Entries with figure data
· · · ·
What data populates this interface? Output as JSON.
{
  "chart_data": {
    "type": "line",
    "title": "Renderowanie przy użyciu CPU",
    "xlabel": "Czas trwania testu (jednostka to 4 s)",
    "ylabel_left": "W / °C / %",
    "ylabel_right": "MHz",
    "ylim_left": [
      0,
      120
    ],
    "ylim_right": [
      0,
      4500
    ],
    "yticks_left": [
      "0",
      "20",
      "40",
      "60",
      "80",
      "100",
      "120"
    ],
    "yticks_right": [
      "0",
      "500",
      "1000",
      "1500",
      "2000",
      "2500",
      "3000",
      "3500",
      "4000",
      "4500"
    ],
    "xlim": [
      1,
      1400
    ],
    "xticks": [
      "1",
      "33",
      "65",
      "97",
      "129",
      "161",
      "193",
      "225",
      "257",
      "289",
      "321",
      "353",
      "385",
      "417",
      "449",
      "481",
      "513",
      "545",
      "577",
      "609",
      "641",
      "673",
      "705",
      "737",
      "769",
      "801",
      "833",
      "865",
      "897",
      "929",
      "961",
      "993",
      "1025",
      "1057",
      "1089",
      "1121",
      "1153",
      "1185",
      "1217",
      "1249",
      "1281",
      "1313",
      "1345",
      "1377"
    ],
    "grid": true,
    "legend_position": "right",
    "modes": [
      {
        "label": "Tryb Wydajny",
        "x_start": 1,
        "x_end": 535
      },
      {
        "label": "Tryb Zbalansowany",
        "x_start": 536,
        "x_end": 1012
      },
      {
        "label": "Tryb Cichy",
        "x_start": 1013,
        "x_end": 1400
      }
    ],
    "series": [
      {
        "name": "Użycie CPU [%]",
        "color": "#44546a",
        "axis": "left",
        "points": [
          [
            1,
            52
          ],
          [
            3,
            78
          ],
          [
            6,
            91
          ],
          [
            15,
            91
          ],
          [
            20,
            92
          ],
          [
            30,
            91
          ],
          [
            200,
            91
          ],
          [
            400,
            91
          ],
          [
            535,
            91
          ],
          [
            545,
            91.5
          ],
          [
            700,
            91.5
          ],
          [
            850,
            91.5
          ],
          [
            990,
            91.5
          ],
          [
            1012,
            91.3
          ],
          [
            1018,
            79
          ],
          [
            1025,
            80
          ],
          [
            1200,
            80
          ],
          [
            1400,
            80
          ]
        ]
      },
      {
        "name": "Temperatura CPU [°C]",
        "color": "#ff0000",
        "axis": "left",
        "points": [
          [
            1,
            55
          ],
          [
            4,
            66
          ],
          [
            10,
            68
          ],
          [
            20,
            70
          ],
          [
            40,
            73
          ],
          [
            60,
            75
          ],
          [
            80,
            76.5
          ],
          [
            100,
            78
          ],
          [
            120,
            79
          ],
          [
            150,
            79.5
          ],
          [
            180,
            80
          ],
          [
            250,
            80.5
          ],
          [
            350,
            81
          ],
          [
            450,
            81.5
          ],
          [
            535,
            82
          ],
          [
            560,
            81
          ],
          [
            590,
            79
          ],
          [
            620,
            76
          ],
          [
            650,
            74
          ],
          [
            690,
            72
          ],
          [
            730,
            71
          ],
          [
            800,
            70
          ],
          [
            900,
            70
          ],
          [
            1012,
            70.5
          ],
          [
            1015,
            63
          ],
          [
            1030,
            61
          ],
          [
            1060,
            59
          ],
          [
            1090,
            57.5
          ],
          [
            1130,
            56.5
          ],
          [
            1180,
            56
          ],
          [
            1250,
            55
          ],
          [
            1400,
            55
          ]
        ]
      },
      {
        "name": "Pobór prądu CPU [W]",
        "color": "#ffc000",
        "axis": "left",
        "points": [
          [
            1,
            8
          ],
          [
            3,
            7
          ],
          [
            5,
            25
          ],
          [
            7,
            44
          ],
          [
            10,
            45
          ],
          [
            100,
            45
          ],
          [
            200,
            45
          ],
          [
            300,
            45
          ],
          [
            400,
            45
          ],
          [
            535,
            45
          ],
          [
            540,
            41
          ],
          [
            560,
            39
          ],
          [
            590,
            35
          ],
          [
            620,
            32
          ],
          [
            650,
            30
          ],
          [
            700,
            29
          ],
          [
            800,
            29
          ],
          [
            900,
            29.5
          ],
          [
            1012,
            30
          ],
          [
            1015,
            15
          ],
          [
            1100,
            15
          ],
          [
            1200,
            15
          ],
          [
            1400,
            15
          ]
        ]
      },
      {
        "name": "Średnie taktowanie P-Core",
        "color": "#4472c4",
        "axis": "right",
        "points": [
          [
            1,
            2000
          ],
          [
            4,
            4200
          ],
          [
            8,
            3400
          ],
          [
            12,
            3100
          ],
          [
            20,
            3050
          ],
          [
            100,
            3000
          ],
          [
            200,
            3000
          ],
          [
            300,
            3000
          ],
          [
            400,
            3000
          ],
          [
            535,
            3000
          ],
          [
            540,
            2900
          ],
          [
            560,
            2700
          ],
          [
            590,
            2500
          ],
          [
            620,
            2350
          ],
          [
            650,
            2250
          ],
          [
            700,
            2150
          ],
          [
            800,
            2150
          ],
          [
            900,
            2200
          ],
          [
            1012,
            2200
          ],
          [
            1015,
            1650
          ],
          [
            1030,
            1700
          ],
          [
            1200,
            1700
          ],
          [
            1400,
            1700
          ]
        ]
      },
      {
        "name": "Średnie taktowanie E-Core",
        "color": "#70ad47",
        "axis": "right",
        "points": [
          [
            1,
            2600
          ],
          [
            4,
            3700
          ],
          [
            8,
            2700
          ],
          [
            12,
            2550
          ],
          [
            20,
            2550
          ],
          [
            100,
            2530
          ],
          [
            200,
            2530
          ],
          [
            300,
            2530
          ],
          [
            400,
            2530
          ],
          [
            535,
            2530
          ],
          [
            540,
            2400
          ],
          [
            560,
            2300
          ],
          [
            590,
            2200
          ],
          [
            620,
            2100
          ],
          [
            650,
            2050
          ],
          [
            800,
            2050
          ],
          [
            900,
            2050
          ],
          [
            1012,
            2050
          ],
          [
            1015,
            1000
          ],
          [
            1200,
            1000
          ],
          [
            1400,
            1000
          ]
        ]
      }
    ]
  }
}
· · · ·
Work to do: Using the listing above, list every line in which the string "color" occurs.

The result:
        "color": "#44546a",
        "color": "#ff0000",
        "color": "#ffc000",
        "color": "#4472c4",
        "color": "#70ad47",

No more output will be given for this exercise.